What is asked: Nothing may be dropped or altered: reproduce all the data.

(Extracted data entries)
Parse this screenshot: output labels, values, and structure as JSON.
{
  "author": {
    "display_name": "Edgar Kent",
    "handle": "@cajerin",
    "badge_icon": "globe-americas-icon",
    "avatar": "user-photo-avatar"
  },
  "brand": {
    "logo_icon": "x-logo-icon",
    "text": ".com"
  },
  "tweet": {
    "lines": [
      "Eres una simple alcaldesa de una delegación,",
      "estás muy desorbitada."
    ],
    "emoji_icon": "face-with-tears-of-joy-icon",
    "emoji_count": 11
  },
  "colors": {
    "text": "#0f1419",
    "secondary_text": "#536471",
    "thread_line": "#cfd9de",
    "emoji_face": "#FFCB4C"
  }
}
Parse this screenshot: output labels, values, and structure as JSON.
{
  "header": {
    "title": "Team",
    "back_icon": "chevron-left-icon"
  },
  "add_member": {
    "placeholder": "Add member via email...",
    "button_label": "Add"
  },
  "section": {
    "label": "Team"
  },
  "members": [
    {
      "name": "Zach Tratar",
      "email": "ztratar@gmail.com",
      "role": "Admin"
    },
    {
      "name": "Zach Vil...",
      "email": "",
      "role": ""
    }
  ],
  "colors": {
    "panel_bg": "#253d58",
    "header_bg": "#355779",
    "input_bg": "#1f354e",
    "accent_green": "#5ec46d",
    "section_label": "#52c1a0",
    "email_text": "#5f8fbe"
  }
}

Solved problem:
Parse this screenshot: output labels, values, and structure as JSON.
{
  "author": {
    "display_name": "Edgar Kent",
    "handle": "@cajerin",
    "badge_icon": "globe-americas-icon",
    "avatar": "user-photo-avatar"
  },
  "brand": {
    "logo_icon": "x-logo-icon",
    "text": ".com"
  },
  "tweet": {
    "lines": [
      "Eres una simple alcaldesa de una delegación,",
      "estás muy desorbitada."
    ],
    "emoji_icon": "face-with-tears-of-joy-icon",
    "emoji_count": 11
  },
  "colors": {
    "text": "#0f1419",
    "secondary_text": "#536471",
    "thread_line": "#cfd9de",
    "emoji_face": "#FFCB4C"
  }
}
Parse this screenshot: output labels, values, and structure as JSON.
{
  "header": {
    "title": "Team",
    "back_icon": "chevron-left-icon"
  },
  "add_member": {
    "placeholder": "Add member via email...",
    "button_label": "Add"
  },
  "section": {
    "label": "Team"
  },
  "members": [
    {
      "name": "Zach Tratar",
      "email": "ztratar@gmail.com",
      "role": "Admin"
    },
    {
      "name": "Zach Vil...",
      "email": "",
      "role": ""
    }
  ],
  "colors": {
    "panel_bg": "#253d58",
    "header_bg": "#355779",
    "input_bg": "#1f354e",
    "accent_green": "#5ec46d",
    "section_label": "#52c1a0",
    "email_text": "#5f8fbe"
  }
}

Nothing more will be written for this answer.